Despite these positive results, concerns remain over the lack of clarity about the company’s 2025 outlook and the degree of conservatism in its backup assumptions. Analysts at Cantor Fitzgerald noted that Humana Inc. (NYSE:HUM) maintained its full-year MLR rate at 90% and EPS guidance at around $16, but there remains some uncertainty regarding the new 2025 guidance.

3. Elevance Health, Inc. (NYSE:ELV)

  • Number of Hedge Fund Holders: 79

Formerly known as Anthem, Inc., Elevance Health, Inc. (NYSE:ELV) is a health insurance company that operates in the United States through its subsidiaries. The company operates Blue Cross and Blue Shield plans in 14 states and is licensed to sell health insurance nationwide. Elevance offers a variety of health insurance plans, including employer-sponsored and individual plans, Medicare Advantage, Medicare Supplement, and Medicaid.

In early April, Mizuho Securities revised its financial outlook for Elevance Health, Inc. (NYSE:ELV), raising its price target to $585 from $575 previously while maintaining a Buy rating. The decision follows a review of Elevance Health, Inc. (NYSE:ELV)’s adjusted earnings per share estimates for the coming years. Mizuho raised its adjusted EPS estimates for Elevance Health, Inc. (NYSE:ELV) to $37.30 for 2024 and $41.60 for 2025, an increase of $0.10. However, the company’s EPS forecast for 2026 remained unchanged at $46.35, suggesting 11% year-over-year growth. In addition, the Mizuho Medical Loss Ratio (MLR) estimate for Elevance Health, Inc. (NYSE:ELV) was 87.0% for 2024, supported by a first-quarter MLR of 85.6%, which was in line with expectations. Recent collaborations with Elevance Health, Inc. (NYSE:ELV) with private equity firm Clayton, Dubilier & Rice (CD&R) also seek to expand primary care services, a move Mizuho views positively as it complements the company’s existing value-based healthcare and primary care offerings.

2. The Progressive Corporation (NYSE:PGR)

  • Number of hedge fund holders: 85

The Progressive Corporation (NYSE:PGR) is a leading American insurance company that provides auto and health insurance solutions. By the end of 2022, Progressive became the largest auto insurer in the United States. The company was founded in 1937 by Jack Green and Joseph M. Lewis.

### Assignment A
In the excerpt on insurance companies, what new price target did Mizuho Securities set for Elevance Health in early April?
### Assignment B
Rewrite the excerpt on insurance companies from "Despite these positive" to "new 2025 guidance.", substituting "doubt" for "uncertainty".

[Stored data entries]
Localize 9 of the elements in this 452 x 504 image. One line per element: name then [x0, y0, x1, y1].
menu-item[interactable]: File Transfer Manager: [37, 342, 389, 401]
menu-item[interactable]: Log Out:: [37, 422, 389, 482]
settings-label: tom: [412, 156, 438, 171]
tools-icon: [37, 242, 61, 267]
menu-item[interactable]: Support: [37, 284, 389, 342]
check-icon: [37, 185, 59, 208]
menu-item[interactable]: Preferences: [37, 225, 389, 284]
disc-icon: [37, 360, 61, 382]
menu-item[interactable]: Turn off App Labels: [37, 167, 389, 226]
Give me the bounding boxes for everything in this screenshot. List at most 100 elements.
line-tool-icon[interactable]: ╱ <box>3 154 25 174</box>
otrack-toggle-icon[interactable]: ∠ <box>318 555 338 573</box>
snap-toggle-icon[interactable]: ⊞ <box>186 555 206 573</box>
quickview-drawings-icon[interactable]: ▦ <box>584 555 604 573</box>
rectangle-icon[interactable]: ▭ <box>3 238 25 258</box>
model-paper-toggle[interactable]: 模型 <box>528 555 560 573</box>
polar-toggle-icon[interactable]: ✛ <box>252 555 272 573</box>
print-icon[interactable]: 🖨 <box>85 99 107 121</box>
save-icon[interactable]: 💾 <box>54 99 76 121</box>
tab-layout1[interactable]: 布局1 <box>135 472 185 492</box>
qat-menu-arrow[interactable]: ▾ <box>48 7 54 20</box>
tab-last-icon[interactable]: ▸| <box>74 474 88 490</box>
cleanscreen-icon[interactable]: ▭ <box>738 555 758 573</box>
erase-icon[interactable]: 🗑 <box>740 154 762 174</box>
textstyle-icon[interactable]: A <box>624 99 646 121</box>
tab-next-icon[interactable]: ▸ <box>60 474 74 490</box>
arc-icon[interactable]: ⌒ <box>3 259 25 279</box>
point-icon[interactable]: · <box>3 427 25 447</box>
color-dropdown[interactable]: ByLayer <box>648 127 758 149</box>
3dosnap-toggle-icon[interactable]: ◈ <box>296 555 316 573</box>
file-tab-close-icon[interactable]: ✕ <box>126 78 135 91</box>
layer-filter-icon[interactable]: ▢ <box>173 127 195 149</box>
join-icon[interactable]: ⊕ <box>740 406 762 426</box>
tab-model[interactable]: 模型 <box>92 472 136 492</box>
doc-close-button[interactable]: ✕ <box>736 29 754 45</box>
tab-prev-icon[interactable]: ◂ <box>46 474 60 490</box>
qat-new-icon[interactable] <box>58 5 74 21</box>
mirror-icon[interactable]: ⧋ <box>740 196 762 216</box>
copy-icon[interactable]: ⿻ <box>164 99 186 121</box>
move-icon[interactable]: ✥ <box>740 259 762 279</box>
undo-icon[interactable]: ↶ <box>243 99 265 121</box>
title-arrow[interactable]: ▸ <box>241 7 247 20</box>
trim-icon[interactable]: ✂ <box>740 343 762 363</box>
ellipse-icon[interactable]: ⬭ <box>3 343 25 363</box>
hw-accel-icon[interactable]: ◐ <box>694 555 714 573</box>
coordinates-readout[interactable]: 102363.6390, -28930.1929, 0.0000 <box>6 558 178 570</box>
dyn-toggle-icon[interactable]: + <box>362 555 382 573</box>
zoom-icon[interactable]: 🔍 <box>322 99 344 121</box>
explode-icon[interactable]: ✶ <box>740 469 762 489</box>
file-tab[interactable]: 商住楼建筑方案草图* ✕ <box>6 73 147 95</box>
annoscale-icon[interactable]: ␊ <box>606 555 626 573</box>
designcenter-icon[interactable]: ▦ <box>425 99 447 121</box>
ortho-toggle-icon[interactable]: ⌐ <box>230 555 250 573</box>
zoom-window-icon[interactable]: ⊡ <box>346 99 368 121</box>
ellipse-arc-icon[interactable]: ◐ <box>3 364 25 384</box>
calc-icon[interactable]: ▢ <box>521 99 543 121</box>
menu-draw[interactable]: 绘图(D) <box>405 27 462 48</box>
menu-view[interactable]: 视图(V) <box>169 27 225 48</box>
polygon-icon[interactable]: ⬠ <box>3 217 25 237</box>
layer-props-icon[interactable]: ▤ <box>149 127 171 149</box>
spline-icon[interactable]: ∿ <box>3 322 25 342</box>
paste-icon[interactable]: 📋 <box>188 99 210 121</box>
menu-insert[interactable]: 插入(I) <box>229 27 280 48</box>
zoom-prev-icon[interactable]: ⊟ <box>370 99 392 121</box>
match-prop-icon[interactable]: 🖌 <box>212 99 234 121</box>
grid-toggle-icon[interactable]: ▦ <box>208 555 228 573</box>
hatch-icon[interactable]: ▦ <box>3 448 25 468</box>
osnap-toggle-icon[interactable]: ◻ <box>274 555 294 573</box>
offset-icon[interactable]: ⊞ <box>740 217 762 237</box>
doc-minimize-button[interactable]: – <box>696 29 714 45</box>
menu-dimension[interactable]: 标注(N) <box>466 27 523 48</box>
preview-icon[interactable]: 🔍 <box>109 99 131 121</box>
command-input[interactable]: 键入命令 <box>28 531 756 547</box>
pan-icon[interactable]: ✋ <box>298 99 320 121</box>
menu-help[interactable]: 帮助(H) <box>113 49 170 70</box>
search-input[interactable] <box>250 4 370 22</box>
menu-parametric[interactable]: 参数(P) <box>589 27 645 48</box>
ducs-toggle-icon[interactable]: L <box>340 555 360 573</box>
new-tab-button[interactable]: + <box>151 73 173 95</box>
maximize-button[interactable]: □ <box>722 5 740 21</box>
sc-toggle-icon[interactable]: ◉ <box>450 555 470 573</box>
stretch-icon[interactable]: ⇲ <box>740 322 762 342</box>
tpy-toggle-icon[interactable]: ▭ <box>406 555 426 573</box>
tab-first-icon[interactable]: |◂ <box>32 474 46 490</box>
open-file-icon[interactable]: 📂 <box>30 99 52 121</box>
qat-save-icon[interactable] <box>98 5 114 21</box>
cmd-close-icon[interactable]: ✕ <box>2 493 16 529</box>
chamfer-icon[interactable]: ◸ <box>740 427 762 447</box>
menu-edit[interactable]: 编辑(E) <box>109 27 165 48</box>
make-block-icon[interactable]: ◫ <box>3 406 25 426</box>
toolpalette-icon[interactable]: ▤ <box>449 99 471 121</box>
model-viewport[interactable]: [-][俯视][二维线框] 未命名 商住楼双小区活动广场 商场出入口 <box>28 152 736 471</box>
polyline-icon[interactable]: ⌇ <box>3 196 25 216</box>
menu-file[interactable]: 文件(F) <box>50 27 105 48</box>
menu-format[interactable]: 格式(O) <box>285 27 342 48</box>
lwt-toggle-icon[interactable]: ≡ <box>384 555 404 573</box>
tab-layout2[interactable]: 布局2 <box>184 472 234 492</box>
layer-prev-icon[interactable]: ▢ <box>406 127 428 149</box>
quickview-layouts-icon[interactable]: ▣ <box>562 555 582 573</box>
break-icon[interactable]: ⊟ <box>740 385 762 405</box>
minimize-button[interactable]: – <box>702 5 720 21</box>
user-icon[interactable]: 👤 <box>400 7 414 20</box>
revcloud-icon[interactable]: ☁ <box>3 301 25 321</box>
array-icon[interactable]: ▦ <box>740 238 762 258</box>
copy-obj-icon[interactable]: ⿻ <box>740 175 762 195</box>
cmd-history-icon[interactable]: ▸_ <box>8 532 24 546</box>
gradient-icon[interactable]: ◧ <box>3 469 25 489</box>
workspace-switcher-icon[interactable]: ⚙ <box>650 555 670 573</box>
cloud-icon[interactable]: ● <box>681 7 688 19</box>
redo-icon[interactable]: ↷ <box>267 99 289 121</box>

### Answer area A
$585, up from $575 previously.

### Answer area B
Despite these positive results, concerns remain over the lack of clarity about the company’s 2025 outlook and the degree of conservatism in its backup assumptions. Analysts at Cantor Fitzgerald noted that Humana Inc. (NYSE:HUM) maintained its full-year MLR rate at 90% and EPS guidance at around $16, but there remains some doubt regarding the new 2025 guidance.